### Requirements
Look through the material below for "Record". Copy every line that contains it.

>> BEGIN

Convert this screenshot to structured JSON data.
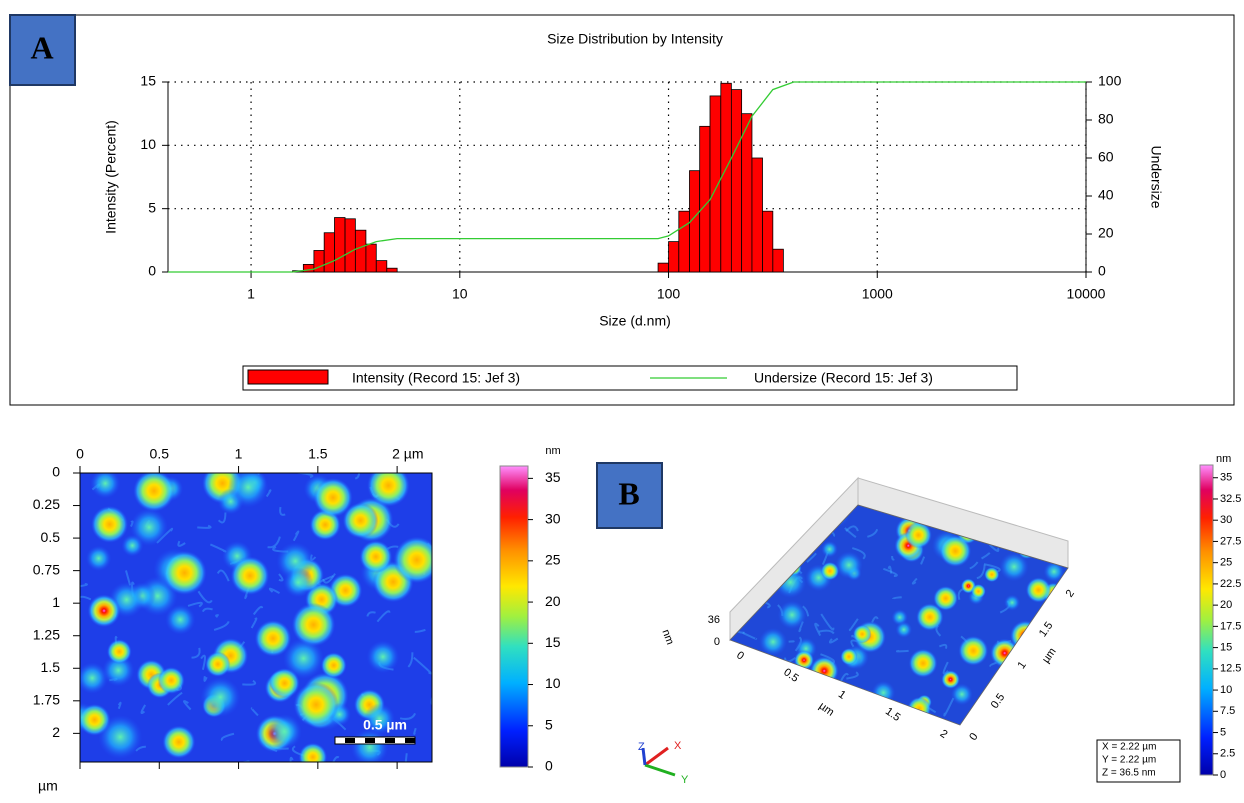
{
  "panel_a": {
    "label": "A"
  },
  "chart_data": {
    "type": "histogram",
    "title": "Size Distribution by Intensity",
    "x_label": "Size (d.nm)",
    "y_label": "Intensity (Percent)",
    "y2_label": "Undersize",
    "x_scale": "log",
    "xlim": [
      0.4,
      10000
    ],
    "xticks": [
      1,
      10,
      100,
      1000,
      10000
    ],
    "ylim": [
      0,
      15
    ],
    "yticks": [
      0,
      5,
      10,
      15
    ],
    "y2lim": [
      0,
      100
    ],
    "y2ticks": [
      0,
      20,
      40,
      60,
      80,
      100
    ],
    "grid": true,
    "legend": "bottom",
    "bins": [
      1.58,
      1.78,
      2.0,
      2.24,
      2.51,
      2.82,
      3.16,
      3.55,
      3.98,
      4.47,
      5.01,
      5.62,
      6.31,
      7.08,
      7.94,
      8.91,
      10.0,
      11.2,
      12.6,
      14.1,
      15.8,
      17.8,
      20.0,
      22.4,
      25.1,
      28.2,
      31.6,
      35.5,
      39.8,
      44.7,
      50.1,
      56.2,
      63.1,
      70.8,
      79.4,
      89.1,
      100,
      112,
      126,
      141,
      158,
      178,
      200,
      224,
      251,
      282,
      316,
      355
    ],
    "series": [
      {
        "name": "Intensity (Record 15: Jef 3)",
        "type": "histogram",
        "color": "#ff0000",
        "values": [
          0.1,
          0.6,
          1.7,
          3.1,
          4.3,
          4.2,
          3.3,
          2.2,
          0.9,
          0.3,
          0,
          0,
          0,
          0,
          0,
          0,
          0,
          0,
          0,
          0,
          0,
          0,
          0,
          0,
          0,
          0,
          0,
          0,
          0,
          0,
          0,
          0,
          0,
          0,
          0,
          0.7,
          2.4,
          4.8,
          8.0,
          11.5,
          13.9,
          14.9,
          14.4,
          12.5,
          9.0,
          4.8,
          1.8
        ]
      },
      {
        "name": "Undersize (Record 15: Jef 3)",
        "type": "line",
        "axis": "y2",
        "color": "#33cc33",
        "x": [
          0.4,
          1.58,
          2.0,
          2.51,
          3.16,
          3.98,
          5.01,
          89.1,
          100,
          126,
          158,
          200,
          251,
          316,
          398,
          10000
        ],
        "values": [
          0,
          0,
          1.5,
          6,
          12,
          16,
          17.6,
          17.6,
          19,
          26,
          38,
          60,
          82,
          96,
          100,
          100
        ]
      }
    ]
  },
  "afm_2d": {
    "xlim": [
      0,
      2.22
    ],
    "ylim": [
      0,
      2.22
    ],
    "xticks": [
      0,
      0.5,
      1,
      1.5,
      {
        "value": 2,
        "label": "2 µm"
      }
    ],
    "yticks": [
      0,
      0.25,
      0.5,
      0.75,
      1,
      1.25,
      1.5,
      1.75,
      2
    ],
    "y_unit": "µm",
    "scale_bar": "0.5 µm"
  },
  "colorbar_2d": {
    "unit": "nm",
    "lim": [
      0,
      36.5
    ],
    "ticks": [
      0,
      5,
      10,
      15,
      20,
      25,
      30,
      35
    ]
  },
  "panel_b": {
    "label": "B"
  },
  "afm_3d": {
    "z_unit": "nm",
    "zticks": [
      0,
      36
    ],
    "xlim": [
      0,
      2.22
    ],
    "xticks": [
      0,
      0.5,
      1,
      1.5,
      2
    ],
    "x_unit": "µm",
    "yticks": [
      0,
      0.5,
      1,
      1.5,
      2
    ],
    "y_unit": "µm",
    "triad": [
      "X",
      "Y",
      "Z"
    ],
    "info": [
      "X = 2.22 µm",
      "Y = 2.22 µm",
      "Z = 36.5 nm"
    ]
  },
  "colorbar_3d": {
    "unit": "nm",
    "lim": [
      0,
      36.5
    ],
    "ticks": [
      0,
      2.5,
      5,
      7.5,
      10,
      12.5,
      15,
      17.5,
      20,
      22.5,
      25,
      27.5,
      30,
      32.5,
      35
    ]
  }
}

>> END

### Result for this exercise
        "name": "Intensity (Record 15: Jef 3)",
        "name": "Undersize (Record 15: Jef 3)",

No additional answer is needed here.